*INSTRUCTIONS TO FOLLOW*: Look through the data for the string "name". Copy every line where it is found.

*INPUT DATA*:
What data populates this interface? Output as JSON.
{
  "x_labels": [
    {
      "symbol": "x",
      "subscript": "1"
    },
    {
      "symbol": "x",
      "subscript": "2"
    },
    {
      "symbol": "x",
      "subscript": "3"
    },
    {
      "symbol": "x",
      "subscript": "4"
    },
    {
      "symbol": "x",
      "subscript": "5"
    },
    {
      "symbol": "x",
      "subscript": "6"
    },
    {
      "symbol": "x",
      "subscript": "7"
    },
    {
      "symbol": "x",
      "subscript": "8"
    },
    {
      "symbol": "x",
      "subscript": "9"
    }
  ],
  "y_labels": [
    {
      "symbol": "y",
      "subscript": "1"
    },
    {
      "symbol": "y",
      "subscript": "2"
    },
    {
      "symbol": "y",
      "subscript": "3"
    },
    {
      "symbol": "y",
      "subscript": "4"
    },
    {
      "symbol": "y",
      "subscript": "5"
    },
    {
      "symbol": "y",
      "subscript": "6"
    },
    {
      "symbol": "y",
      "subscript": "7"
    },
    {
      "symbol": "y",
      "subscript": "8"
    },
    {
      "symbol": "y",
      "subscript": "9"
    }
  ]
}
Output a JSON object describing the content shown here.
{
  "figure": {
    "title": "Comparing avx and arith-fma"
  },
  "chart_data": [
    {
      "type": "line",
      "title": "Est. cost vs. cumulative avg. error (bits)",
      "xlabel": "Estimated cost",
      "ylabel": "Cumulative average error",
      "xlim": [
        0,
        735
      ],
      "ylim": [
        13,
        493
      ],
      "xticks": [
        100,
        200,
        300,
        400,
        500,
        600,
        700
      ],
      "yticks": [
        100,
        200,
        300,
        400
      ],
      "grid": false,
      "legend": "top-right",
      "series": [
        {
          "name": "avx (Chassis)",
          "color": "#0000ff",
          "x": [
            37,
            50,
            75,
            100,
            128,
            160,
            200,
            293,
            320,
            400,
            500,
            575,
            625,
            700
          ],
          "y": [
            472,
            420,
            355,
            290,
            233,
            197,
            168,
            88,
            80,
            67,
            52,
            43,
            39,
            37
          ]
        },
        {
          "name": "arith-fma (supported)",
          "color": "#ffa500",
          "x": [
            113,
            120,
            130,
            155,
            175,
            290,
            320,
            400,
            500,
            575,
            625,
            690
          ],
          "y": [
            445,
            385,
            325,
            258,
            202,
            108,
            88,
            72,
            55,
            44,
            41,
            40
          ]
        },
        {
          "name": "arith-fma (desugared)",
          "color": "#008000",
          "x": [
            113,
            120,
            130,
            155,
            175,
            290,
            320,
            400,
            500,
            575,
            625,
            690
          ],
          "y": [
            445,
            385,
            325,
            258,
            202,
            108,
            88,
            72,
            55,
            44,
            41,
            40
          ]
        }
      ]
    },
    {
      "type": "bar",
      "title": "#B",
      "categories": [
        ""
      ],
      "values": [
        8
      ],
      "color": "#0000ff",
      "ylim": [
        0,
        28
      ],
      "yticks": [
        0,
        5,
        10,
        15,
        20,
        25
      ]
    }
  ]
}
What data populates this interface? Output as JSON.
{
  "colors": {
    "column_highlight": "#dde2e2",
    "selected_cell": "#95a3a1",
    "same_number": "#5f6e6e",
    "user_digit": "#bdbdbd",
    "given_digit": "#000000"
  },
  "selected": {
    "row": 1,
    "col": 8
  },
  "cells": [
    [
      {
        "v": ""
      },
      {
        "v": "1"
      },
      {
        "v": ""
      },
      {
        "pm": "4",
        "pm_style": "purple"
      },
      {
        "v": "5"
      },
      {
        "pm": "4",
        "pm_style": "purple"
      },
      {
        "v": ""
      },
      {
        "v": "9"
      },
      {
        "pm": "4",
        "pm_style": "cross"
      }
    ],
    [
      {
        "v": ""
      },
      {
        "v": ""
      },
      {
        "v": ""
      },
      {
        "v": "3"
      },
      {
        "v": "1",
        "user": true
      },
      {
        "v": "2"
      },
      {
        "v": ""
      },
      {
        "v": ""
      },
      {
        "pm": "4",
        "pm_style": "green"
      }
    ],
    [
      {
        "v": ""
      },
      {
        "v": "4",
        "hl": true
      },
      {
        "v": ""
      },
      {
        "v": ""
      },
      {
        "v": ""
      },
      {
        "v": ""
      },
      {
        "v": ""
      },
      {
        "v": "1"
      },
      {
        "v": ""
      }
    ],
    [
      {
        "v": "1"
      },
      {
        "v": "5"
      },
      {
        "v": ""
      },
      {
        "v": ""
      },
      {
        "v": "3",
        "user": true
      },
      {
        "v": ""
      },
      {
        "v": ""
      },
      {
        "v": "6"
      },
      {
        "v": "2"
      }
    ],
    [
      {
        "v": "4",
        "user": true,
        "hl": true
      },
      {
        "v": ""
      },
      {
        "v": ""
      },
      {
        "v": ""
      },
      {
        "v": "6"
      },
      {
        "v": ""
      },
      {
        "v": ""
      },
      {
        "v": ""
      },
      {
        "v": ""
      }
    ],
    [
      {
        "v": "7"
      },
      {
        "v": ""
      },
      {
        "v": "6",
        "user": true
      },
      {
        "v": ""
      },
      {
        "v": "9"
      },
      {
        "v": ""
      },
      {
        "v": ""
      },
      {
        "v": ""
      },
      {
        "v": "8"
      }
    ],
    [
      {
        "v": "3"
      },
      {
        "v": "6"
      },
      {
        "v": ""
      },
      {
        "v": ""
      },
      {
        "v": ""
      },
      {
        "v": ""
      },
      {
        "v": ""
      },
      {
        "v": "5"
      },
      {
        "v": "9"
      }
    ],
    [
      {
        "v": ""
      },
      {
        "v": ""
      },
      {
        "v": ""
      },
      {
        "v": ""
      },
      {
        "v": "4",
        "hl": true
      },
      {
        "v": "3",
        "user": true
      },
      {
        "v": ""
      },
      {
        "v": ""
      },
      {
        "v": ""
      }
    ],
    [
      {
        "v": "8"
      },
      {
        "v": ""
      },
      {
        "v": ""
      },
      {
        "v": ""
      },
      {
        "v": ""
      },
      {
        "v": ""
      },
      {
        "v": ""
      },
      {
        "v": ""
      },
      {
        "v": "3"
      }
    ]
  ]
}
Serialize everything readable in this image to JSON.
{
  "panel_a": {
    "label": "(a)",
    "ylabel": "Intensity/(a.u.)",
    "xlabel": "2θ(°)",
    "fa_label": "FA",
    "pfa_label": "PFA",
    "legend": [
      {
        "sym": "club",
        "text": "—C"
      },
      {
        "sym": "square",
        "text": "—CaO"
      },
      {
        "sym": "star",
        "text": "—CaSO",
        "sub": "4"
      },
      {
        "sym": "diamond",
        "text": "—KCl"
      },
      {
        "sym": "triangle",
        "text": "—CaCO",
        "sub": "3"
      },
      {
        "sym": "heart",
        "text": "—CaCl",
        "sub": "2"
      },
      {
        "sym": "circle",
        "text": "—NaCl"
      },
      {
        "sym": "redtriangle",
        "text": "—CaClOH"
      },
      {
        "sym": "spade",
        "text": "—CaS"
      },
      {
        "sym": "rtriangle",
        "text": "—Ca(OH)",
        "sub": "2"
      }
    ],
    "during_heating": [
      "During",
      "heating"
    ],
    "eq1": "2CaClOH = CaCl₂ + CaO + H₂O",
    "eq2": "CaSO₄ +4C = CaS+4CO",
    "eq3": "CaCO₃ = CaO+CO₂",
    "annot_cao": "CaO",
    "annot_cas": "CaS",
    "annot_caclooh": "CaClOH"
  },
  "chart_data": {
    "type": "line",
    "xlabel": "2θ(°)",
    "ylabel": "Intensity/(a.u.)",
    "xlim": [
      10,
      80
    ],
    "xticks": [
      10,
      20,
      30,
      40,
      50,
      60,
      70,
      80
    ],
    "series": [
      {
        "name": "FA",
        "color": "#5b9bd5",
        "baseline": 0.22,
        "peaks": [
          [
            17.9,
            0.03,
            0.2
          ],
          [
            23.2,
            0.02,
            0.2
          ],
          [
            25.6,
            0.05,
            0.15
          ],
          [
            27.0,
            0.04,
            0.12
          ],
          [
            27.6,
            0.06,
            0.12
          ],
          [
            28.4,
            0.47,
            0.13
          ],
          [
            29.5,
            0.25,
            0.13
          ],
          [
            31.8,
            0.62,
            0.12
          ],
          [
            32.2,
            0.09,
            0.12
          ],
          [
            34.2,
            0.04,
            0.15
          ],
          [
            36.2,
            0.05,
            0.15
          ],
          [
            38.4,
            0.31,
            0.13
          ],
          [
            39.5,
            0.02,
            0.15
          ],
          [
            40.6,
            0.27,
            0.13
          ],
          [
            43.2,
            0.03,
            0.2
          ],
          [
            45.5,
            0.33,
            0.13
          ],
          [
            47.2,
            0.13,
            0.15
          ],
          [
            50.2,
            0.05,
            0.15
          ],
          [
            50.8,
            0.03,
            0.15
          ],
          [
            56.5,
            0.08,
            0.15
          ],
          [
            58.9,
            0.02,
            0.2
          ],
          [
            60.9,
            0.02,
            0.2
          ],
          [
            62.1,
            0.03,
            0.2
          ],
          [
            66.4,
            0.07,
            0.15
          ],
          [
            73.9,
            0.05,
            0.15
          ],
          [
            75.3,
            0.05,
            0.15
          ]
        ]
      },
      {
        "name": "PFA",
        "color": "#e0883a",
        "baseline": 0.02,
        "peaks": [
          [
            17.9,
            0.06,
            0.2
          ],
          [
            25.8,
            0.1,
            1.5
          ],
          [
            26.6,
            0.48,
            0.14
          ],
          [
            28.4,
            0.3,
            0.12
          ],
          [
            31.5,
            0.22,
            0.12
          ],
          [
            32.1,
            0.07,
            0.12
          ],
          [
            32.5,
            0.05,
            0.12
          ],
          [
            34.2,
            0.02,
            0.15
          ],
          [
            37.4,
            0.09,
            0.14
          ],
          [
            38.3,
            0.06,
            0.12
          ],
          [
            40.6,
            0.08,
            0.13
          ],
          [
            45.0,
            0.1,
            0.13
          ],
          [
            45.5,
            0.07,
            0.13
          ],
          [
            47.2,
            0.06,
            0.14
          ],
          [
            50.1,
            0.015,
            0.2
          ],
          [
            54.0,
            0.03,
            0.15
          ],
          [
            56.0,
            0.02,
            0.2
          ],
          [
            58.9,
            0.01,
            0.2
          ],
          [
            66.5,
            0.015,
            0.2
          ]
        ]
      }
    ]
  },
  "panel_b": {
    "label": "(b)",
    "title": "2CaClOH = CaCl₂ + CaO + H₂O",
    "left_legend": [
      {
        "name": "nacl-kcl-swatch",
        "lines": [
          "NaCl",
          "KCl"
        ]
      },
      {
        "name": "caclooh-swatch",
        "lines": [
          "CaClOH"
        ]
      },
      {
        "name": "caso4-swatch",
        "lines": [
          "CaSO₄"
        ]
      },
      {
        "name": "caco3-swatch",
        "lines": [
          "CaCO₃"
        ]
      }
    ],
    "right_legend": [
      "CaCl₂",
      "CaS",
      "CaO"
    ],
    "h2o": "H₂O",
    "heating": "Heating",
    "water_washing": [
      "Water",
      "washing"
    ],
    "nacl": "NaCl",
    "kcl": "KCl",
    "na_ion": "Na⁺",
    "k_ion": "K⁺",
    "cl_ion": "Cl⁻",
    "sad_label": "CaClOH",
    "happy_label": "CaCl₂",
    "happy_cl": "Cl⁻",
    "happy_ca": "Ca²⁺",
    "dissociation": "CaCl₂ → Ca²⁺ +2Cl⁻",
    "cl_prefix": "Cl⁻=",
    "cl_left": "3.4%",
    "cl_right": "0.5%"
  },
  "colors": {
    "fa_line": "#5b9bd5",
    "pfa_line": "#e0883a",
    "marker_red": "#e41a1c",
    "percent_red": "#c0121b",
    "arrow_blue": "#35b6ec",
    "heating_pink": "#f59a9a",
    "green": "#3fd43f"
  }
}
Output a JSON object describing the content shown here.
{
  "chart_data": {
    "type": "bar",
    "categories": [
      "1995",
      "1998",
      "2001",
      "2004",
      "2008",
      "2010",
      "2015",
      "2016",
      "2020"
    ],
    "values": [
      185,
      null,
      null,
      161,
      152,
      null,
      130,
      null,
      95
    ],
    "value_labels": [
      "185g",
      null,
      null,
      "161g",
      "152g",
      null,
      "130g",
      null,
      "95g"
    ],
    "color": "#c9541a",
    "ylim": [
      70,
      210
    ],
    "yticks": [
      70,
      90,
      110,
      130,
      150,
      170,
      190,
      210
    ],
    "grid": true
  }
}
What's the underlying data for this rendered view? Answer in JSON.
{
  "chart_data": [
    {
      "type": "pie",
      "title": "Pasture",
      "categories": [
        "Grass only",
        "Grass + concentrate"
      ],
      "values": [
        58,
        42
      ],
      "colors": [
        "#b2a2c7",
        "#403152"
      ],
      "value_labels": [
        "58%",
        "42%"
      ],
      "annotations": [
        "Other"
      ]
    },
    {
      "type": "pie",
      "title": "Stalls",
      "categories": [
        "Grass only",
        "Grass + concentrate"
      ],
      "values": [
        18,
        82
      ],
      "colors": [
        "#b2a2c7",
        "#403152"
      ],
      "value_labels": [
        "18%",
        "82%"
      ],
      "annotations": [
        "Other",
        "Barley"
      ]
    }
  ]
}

*FULL SOLUTION*:
          "name": "avx (Chassis)",
          "name": "arith-fma (supported)",
          "name": "arith-fma (desugared)",
        "name": "FA",
        "name": "PFA",
        "name": "nacl-kcl-swatch",
        "name": "caclooh-swatch",
        "name": "caso4-swatch",
        "name": "caco3-swatch",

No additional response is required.